Directions for this task:
Extract the data exactly, missing nothing.

Given data:
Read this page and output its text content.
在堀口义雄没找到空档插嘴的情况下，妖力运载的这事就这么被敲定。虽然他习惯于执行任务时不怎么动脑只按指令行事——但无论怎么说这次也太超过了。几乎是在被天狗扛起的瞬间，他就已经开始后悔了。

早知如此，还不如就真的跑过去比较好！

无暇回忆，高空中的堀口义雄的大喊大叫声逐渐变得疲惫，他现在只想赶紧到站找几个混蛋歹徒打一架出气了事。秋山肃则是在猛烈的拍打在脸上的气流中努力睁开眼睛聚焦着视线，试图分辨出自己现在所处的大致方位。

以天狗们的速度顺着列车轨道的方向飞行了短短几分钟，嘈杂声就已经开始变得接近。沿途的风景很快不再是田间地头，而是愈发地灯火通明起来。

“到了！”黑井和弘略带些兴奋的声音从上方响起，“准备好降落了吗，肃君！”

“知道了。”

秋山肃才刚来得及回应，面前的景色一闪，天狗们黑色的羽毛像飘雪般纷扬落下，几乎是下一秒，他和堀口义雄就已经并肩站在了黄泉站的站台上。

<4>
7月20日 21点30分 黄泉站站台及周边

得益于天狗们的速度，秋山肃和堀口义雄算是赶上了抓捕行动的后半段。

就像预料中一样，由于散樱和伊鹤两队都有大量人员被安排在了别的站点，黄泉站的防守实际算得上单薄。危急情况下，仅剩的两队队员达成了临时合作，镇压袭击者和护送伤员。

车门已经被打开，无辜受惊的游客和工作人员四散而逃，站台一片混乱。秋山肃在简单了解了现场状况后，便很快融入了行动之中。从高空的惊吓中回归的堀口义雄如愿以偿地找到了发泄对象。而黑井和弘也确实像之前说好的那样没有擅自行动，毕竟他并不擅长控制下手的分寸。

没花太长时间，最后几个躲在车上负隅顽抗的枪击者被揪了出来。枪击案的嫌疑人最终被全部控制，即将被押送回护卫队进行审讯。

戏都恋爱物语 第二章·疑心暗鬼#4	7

Result:
Read this page and output its text content.
在堀口义雄没找到空档插嘴的情况下，妖力运载的这事就这么被敲定。虽然他习惯于执行任务时不怎么动脑只按指令行事——但无论怎么说这次也太超过了。几乎是在被天狗扛起的瞬间，他就已经开始后悔了。

早知如此，还不如就真的跑过去比较好！

无暇回忆，高空中的堀口义雄的大喊大叫声逐渐变得疲惫，他现在只想赶紧到站找几个混蛋歹徒打一架出气了事。秋山肃则是在猛烈的拍打在脸上的气流中努力睁开眼睛聚焦着视线，试图分辨出自己现在所处的大致方位。

以天狗们的速度顺着列车轨道的方向飞行了短短几分钟，嘈杂声就已经开始变得接近。沿途的风景很快不再是田间地头，而是愈发地灯火通明起来。

“到了！”黑井和弘略带些兴奋的声音从上方响起，“准备好降落了吗，肃君！”

“知道了。”

秋山肃才刚来得及回应，面前的景色一闪，天狗们黑色的羽毛像飘雪般纷扬落下，几乎是下一秒，他和堀口义雄就已经并肩站在了黄泉站的站台上。

<4>
7月20日 21点30分 黄泉站站台及周边

得益于天狗们的速度，秋山肃和堀口义雄算是赶上了抓捕行动的后半段。

就像预料中一样，由于散樱和伊鹤两队都有大量人员被安排在了别的站点，黄泉站的防守实际算得上单薄。危急情况下，仅剩的两队队员达成了临时合作，镇压袭击者和护送伤员。

车门已经被打开，无辜受惊的游客和工作人员四散而逃，站台一片混乱。秋山肃在简单了解了现场状况后，便很快融入了行动之中。从高空的惊吓中回归的堀口义雄如愿以偿地找到了发泄对象。而黑井和弘也确实像之前说好的那样没有擅自行动，毕竟他并不擅长控制下手的分寸。

没花太长时间，最后几个躲在车上负隅顽抗的枪击者被揪了出来。枪击案的嫌疑人最终被全部控制，即将被押送回护卫队进行审讯。

戏都恋爱物语 第二章·疑心暗鬼#4	7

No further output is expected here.